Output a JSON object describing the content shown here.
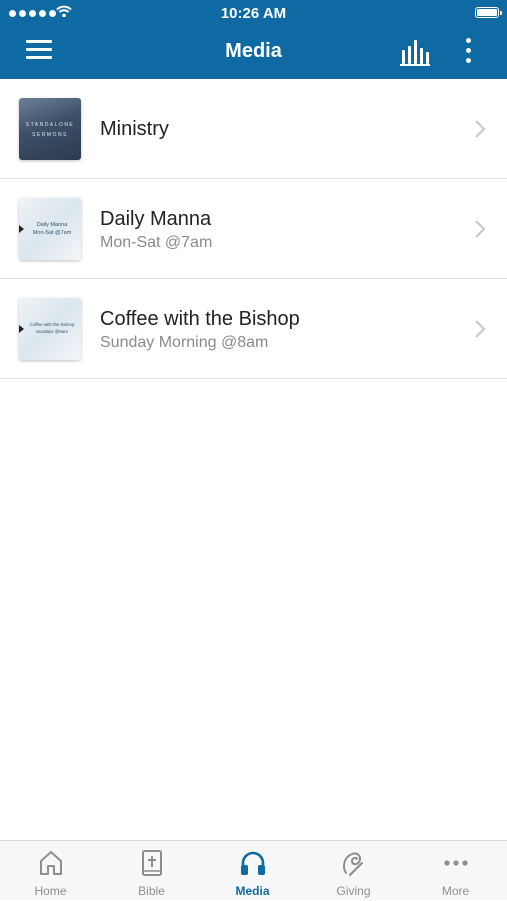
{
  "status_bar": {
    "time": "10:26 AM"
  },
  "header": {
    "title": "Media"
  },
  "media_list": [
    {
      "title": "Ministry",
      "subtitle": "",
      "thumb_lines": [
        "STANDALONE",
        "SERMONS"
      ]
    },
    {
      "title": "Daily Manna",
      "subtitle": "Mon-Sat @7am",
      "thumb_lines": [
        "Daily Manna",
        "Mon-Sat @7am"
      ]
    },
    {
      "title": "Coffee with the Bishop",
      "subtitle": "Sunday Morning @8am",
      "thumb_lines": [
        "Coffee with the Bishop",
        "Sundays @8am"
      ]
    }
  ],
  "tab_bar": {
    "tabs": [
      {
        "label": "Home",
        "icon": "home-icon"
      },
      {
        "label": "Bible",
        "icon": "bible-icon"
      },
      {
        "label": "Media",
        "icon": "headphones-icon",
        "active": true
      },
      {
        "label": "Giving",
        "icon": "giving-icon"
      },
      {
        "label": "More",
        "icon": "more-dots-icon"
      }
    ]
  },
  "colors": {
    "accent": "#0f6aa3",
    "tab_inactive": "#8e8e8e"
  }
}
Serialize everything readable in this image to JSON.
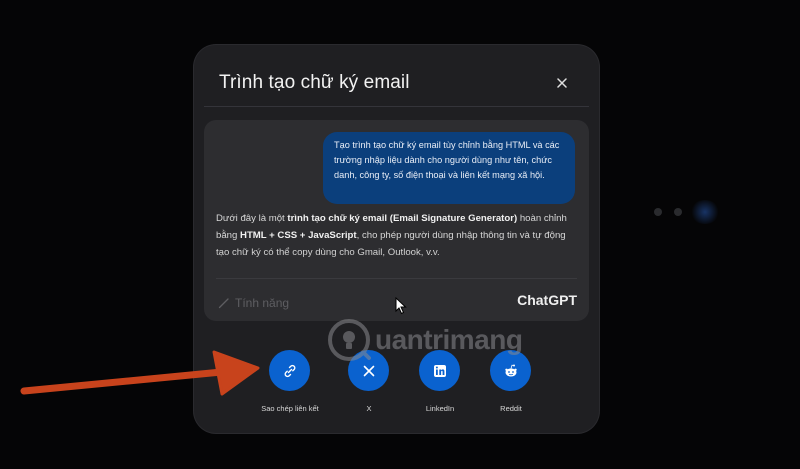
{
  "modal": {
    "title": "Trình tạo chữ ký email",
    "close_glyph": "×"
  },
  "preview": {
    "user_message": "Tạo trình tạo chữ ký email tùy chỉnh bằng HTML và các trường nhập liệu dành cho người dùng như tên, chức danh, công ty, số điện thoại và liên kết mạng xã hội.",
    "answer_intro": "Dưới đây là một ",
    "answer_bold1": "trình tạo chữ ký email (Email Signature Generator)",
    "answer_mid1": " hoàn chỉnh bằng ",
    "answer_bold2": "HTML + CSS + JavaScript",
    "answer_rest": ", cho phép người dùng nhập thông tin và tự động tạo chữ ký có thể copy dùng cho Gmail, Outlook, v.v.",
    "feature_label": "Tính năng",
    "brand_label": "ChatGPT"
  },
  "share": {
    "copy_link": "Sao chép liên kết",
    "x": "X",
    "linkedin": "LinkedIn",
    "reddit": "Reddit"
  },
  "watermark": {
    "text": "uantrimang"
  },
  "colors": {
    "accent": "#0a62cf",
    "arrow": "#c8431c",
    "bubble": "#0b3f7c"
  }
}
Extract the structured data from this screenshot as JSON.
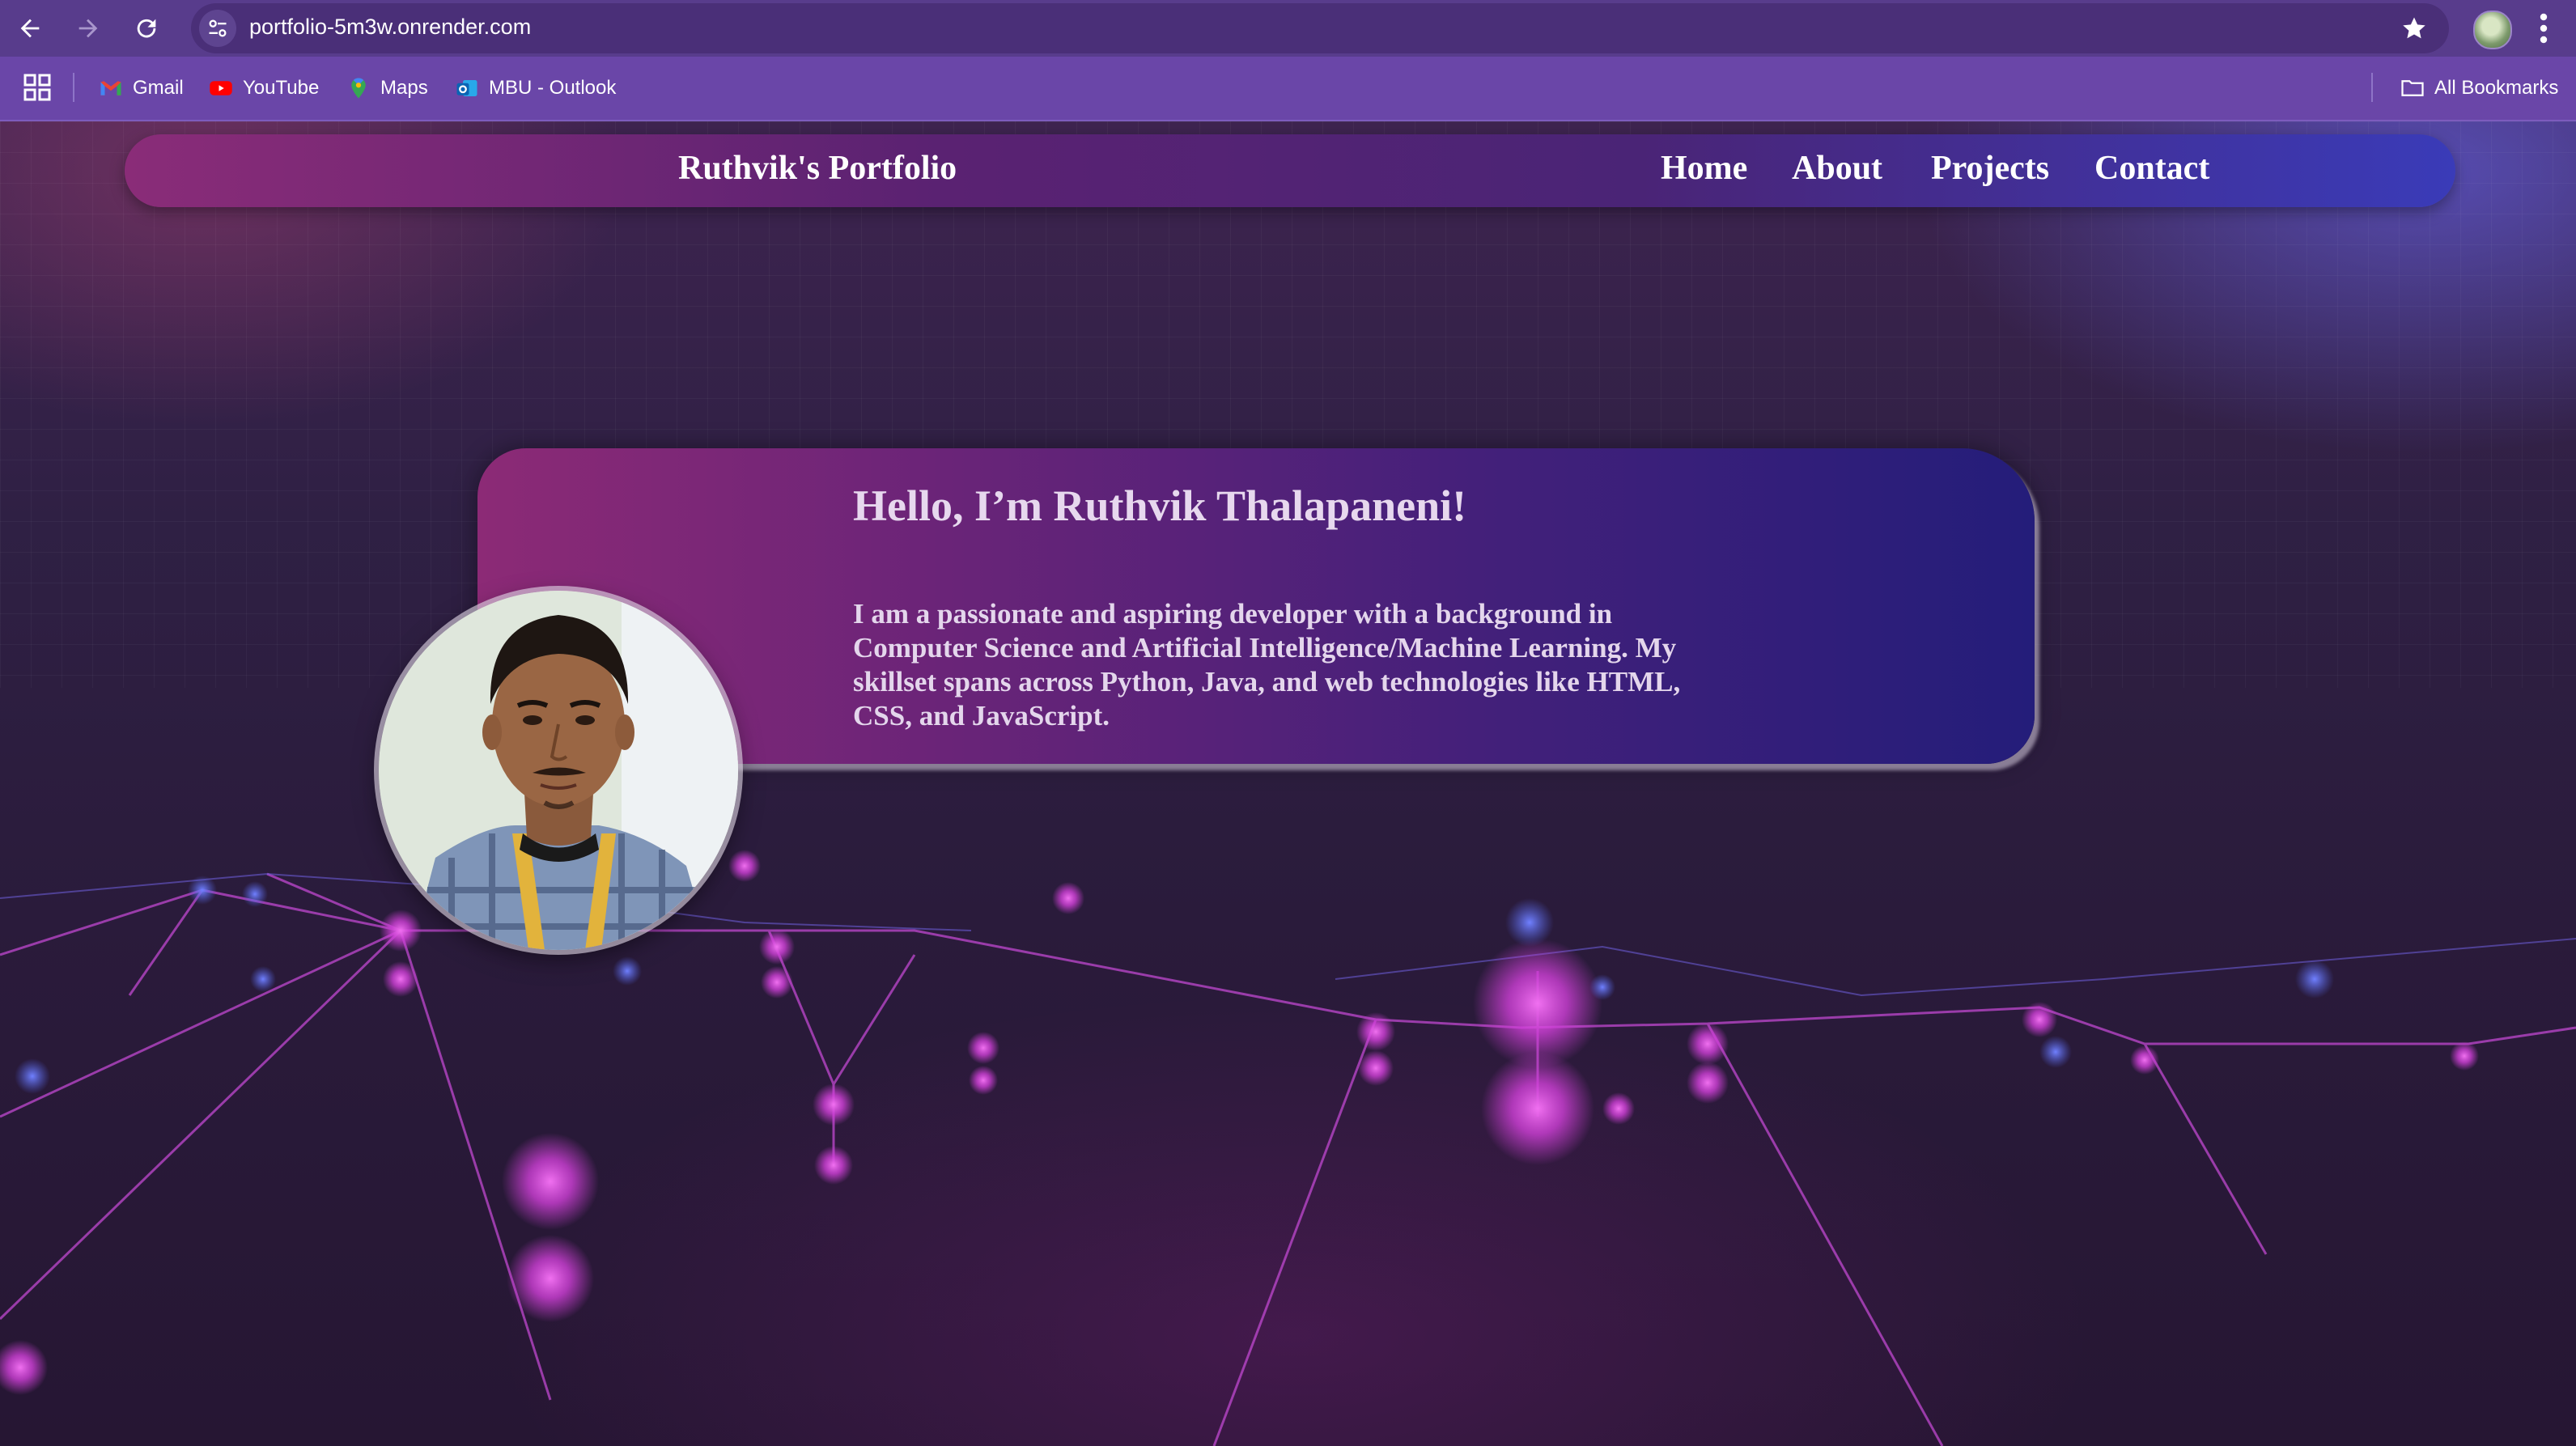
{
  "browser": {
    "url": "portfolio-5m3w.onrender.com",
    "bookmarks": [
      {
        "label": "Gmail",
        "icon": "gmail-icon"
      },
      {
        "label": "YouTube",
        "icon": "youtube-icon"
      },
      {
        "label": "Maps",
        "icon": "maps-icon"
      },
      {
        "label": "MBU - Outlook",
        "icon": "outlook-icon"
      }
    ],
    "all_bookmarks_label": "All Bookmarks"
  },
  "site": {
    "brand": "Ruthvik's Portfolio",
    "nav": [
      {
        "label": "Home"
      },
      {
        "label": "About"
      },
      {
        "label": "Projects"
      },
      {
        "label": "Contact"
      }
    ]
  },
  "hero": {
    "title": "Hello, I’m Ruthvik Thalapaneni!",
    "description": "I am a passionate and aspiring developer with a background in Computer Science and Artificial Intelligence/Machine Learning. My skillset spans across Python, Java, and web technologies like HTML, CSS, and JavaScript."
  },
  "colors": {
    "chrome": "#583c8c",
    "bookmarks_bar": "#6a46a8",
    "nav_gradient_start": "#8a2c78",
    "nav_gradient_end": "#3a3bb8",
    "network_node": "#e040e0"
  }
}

════

### Challenge
Everything from the line containing "Serialize everything readable" through the last line of the entries must be repeated verbatim, except pictures.

### Task result
Serialize everything readable in this image to JSON.
{
  "modal": {
    "title": "Trình tạo chữ ký email",
    "close_glyph": "×"
  },
  "preview": {
    "user_message": "Tạo trình tạo chữ ký email tùy chỉnh bằng HTML và các trường nhập liệu dành cho người dùng như tên, chức danh, công ty, số điện thoại và liên kết mạng xã hội.",
    "answer_intro": "Dưới đây là một ",
    "answer_bold1": "trình tạo chữ ký email (Email Signature Generator)",
    "answer_mid1": " hoàn chỉnh bằng ",
    "answer_bold2": "HTML + CSS + JavaScript",
    "answer_rest": ", cho phép người dùng nhập thông tin và tự động tạo chữ ký có thể copy dùng cho Gmail, Outlook, v.v.",
    "feature_label": "Tính năng",
    "brand_label": "ChatGPT"
  },
  "share": {
    "copy_link": "Sao chép liên kết",
    "x": "X",
    "linkedin": "LinkedIn",
    "reddit": "Reddit"
  },
  "watermark": {
    "text": "uantrimang"
  },
  "colors": {
    "accent": "#0a62cf",
    "arrow": "#c8431c",
    "bubble": "#0b3f7c"
  }
}
Extract the structured data from this screenshot as JSON.
{
  "browser": {
    "url": "portfolio-5m3w.onrender.com",
    "bookmarks": [
      {
        "label": "Gmail",
        "icon": "gmail-icon"
      },
      {
        "label": "YouTube",
        "icon": "youtube-icon"
      },
      {
        "label": "Maps",
        "icon": "maps-icon"
      },
      {
        "label": "MBU - Outlook",
        "icon": "outlook-icon"
      }
    ],
    "all_bookmarks_label": "All Bookmarks"
  },
  "site": {
    "brand": "Ruthvik's Portfolio",
    "nav": [
      {
        "label": "Home"
      },
      {
        "label": "About"
      },
      {
        "label": "Projects"
      },
      {
        "label": "Contact"
      }
    ]
  },
  "hero": {
    "title": "Hello, I’m Ruthvik Thalapaneni!",
    "description": "I am a passionate and aspiring developer with a background in Computer Science and Artificial Intelligence/Machine Learning. My skillset spans across Python, Java, and web technologies like HTML, CSS, and JavaScript."
  },
  "colors": {
    "chrome": "#583c8c",
    "bookmarks_bar": "#6a46a8",
    "nav_gradient_start": "#8a2c78",
    "nav_gradient_end": "#3a3bb8",
    "network_node": "#e040e0"
  }
}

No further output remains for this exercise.